Pull out every line in the data that has the string "Gonzalez" in it.
%%
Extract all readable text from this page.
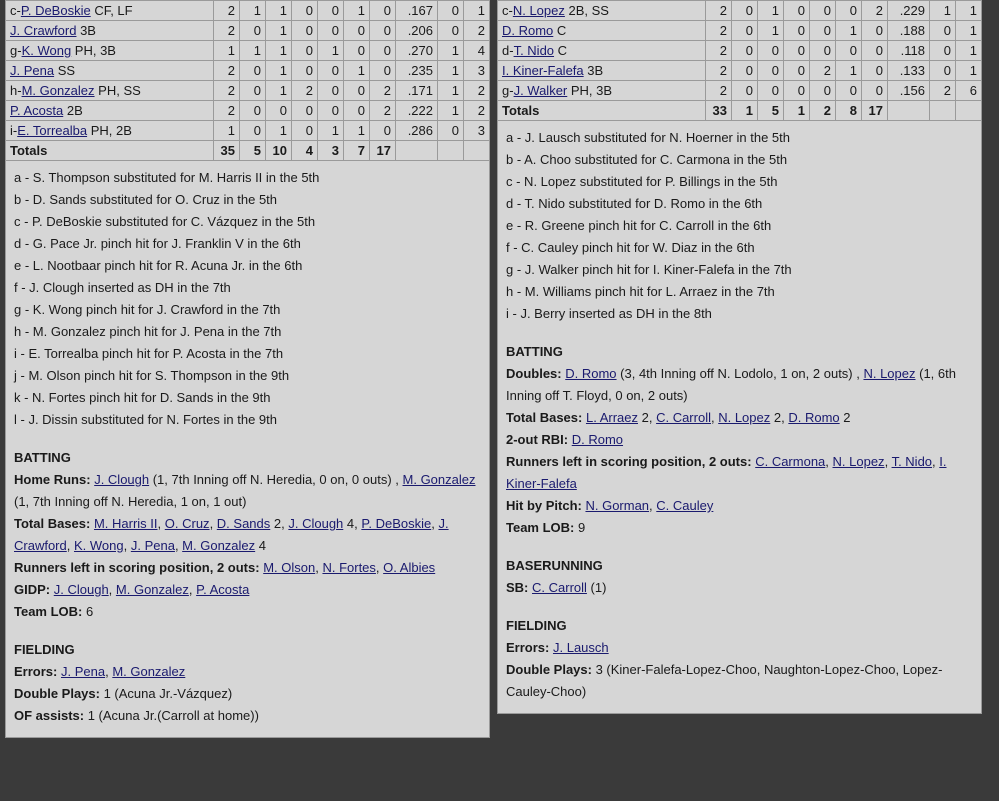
c-P. DeBoskie CF, LF	2	1	1	0	0	1	0	.167	0	1
J. Crawford 3B	2	0	1	0	0	0	0	.206	0	2
g-K. Wong PH, 3B	1	1	1	0	1	0	0	.270	1	4
J. Pena SS	2	0	1	0	0	1	0	.235	1	3
h-M. Gonzalez PH, SS	2	0	1	2	0	0	2	.171	1	2
P. Acosta 2B	2	0	0	0	0	0	2	.222	1	2
i-E. Torrealba PH, 2B	1	0	1	0	1	1	0	.286	0	3
Totals	35	5	10	4	3	7	17			
a - S. Thompson substituted for M. Harris II in the 5th
b - D. Sands substituted for O. Cruz in the 5th
c - P. DeBoskie substituted for C. Vázquez in the 5th
d - G. Pace Jr. pinch hit for J. Franklin V in the 6th
e - L. Nootbaar pinch hit for R. Acuna Jr. in the 6th
f - J. Clough inserted as DH in the 7th
g - K. Wong pinch hit for J. Crawford in the 7th
h - M. Gonzalez pinch hit for J. Pena in the 7th
i - E. Torrealba pinch hit for P. Acosta in the 7th
j - M. Olson pinch hit for S. Thompson in the 9th
k - N. Fortes pinch hit for D. Sands in the 9th
l - J. Dissin substituted for N. Fortes in the 9th
BATTING
Home Runs: J. Clough (1, 7th Inning off N. Heredia, 0 on, 0 outs) , M. Gonzalez (1, 7th Inning off N. Heredia, 1 on, 1 out)
Total Bases: M. Harris II, O. Cruz, D. Sands 2, J. Clough 4, P. DeBoskie, J. Crawford, K. Wong, J. Pena, M. Gonzalez 4
Runners left in scoring position, 2 outs: M. Olson, N. Fortes, O. Albies
GIDP: J. Clough, M. Gonzalez, P. Acosta
Team LOB: 6
FIELDING
Errors: J. Pena, M. Gonzalez
Double Plays: 1 (Acuna Jr.-Vázquez)
OF assists: 1 (Acuna Jr.(Carroll at home))
c-N. Lopez 2B, SS	2	0	1	0	0	0	2	.229	1	1
D. Romo C	2	0	1	0	0	1	0	.188	0	1
d-T. Nido C	2	0	0	0	0	0	0	.118	0	1
I. Kiner-Falefa 3B	2	0	0	0	2	1	0	.133	0	1
g-J. Walker PH, 3B	2	0	0	0	0	0	0	.156	2	6
Totals	33	1	5	1	2	8	17			
a - J. Lausch substituted for N. Hoerner in the 5th
b - A. Choo substituted for C. Carmona in the 5th
c - N. Lopez substituted for P. Billings in the 5th
d - T. Nido substituted for D. Romo in the 6th
e - R. Greene pinch hit for C. Carroll in the 6th
f - C. Cauley pinch hit for W. Diaz in the 6th
g - J. Walker pinch hit for I. Kiner-Falefa in the 7th
h - M. Williams pinch hit for L. Arraez in the 7th
i - J. Berry inserted as DH in the 8th
BATTING
Doubles: D. Romo (3, 4th Inning off N. Lodolo, 1 on, 2 outs) , N. Lopez (1, 6th Inning off T. Floyd, 0 on, 2 outs)
Total Bases: L. Arraez 2, C. Carroll, N. Lopez 2, D. Romo 2
2-out RBI: D. Romo
Runners left in scoring position, 2 outs: C. Carmona, N. Lopez, T. Nido, I. Kiner-Falefa
Hit by Pitch: N. Gorman, C. Cauley
Team LOB: 9
BASERUNNING
SB: C. Carroll (1)
FIELDING
Errors: J. Lausch
Double Plays: 3 (Kiner-Falefa-Lopez-Choo, Naughton-Lopez-Choo, Lopez-Cauley-Choo)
%%
FINISHED ANSWER |
h-M. Gonzalez PH, SS	2	0	1	2	0	0	2	.171	1	2
h - M. Gonzalez pinch hit for J. Pena in the 7th
Home Runs: J. Clough (1, 7th Inning off N. Heredia, 0 on, 0 outs) , M. Gonzalez (1, 7th Inning off N. Heredia, 1 on, 1 out)
Total Bases: M. Harris II, O. Cruz, D. Sands 2, J. Clough 4, P. DeBoskie, J. Crawford, K. Wong, J. Pena, M. Gonzalez 4
GIDP: J. Clough, M. Gonzalez, P. Acosta
Errors: J. Pena, M. Gonzalez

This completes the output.